Below are some records. Say in a single number how many of their lines include the word "structure".

—————

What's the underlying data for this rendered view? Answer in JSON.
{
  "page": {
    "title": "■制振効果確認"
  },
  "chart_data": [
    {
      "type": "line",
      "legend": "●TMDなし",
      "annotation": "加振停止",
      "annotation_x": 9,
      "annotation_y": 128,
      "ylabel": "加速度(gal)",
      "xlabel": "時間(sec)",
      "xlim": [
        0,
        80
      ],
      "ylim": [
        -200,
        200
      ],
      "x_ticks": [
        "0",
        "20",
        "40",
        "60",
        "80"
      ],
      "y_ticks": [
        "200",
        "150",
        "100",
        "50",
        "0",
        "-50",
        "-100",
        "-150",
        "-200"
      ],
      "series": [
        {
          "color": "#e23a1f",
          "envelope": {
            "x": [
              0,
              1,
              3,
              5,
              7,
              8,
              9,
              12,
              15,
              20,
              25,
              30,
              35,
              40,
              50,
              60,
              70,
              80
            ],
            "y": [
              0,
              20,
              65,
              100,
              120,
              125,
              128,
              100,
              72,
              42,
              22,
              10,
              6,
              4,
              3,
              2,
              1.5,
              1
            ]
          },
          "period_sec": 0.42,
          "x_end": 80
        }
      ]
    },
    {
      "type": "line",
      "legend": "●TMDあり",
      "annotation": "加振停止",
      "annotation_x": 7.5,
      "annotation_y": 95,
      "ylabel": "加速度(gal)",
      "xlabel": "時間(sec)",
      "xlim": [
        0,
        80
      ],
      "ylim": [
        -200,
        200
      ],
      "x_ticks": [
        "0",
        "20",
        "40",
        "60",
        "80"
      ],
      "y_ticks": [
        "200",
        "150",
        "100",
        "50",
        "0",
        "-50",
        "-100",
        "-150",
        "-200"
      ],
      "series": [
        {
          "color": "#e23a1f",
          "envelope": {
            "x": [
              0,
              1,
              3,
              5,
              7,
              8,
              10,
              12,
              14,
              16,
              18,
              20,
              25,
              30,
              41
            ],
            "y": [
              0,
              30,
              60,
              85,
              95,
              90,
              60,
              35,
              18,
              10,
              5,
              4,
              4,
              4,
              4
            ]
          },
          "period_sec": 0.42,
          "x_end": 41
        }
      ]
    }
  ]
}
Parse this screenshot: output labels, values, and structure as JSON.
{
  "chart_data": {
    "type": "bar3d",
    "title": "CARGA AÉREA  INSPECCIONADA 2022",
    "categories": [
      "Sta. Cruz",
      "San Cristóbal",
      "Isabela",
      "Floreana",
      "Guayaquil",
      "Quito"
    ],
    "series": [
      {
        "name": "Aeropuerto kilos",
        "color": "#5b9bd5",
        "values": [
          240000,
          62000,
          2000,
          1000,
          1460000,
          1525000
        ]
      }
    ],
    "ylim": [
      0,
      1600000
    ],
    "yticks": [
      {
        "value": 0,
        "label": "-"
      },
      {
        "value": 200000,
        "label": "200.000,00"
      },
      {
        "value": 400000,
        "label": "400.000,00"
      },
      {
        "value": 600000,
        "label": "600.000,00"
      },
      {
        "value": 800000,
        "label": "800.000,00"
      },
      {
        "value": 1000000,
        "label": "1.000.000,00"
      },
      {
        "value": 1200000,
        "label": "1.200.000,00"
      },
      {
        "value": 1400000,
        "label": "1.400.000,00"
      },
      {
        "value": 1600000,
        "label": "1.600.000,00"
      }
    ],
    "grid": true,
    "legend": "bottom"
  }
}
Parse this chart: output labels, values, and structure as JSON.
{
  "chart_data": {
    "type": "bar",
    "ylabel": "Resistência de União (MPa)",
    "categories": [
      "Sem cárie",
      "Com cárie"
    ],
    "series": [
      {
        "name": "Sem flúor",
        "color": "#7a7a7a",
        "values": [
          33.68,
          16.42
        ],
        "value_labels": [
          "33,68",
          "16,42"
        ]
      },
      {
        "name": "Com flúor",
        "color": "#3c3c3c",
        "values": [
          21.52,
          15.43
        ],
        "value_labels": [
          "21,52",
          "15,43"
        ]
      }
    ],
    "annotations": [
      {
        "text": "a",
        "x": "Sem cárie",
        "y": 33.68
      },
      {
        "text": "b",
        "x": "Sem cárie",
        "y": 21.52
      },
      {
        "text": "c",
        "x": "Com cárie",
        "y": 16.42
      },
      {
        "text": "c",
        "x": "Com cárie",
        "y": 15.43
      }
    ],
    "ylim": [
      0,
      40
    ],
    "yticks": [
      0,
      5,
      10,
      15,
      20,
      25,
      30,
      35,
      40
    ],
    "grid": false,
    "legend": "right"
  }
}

—————

### Result for this task
2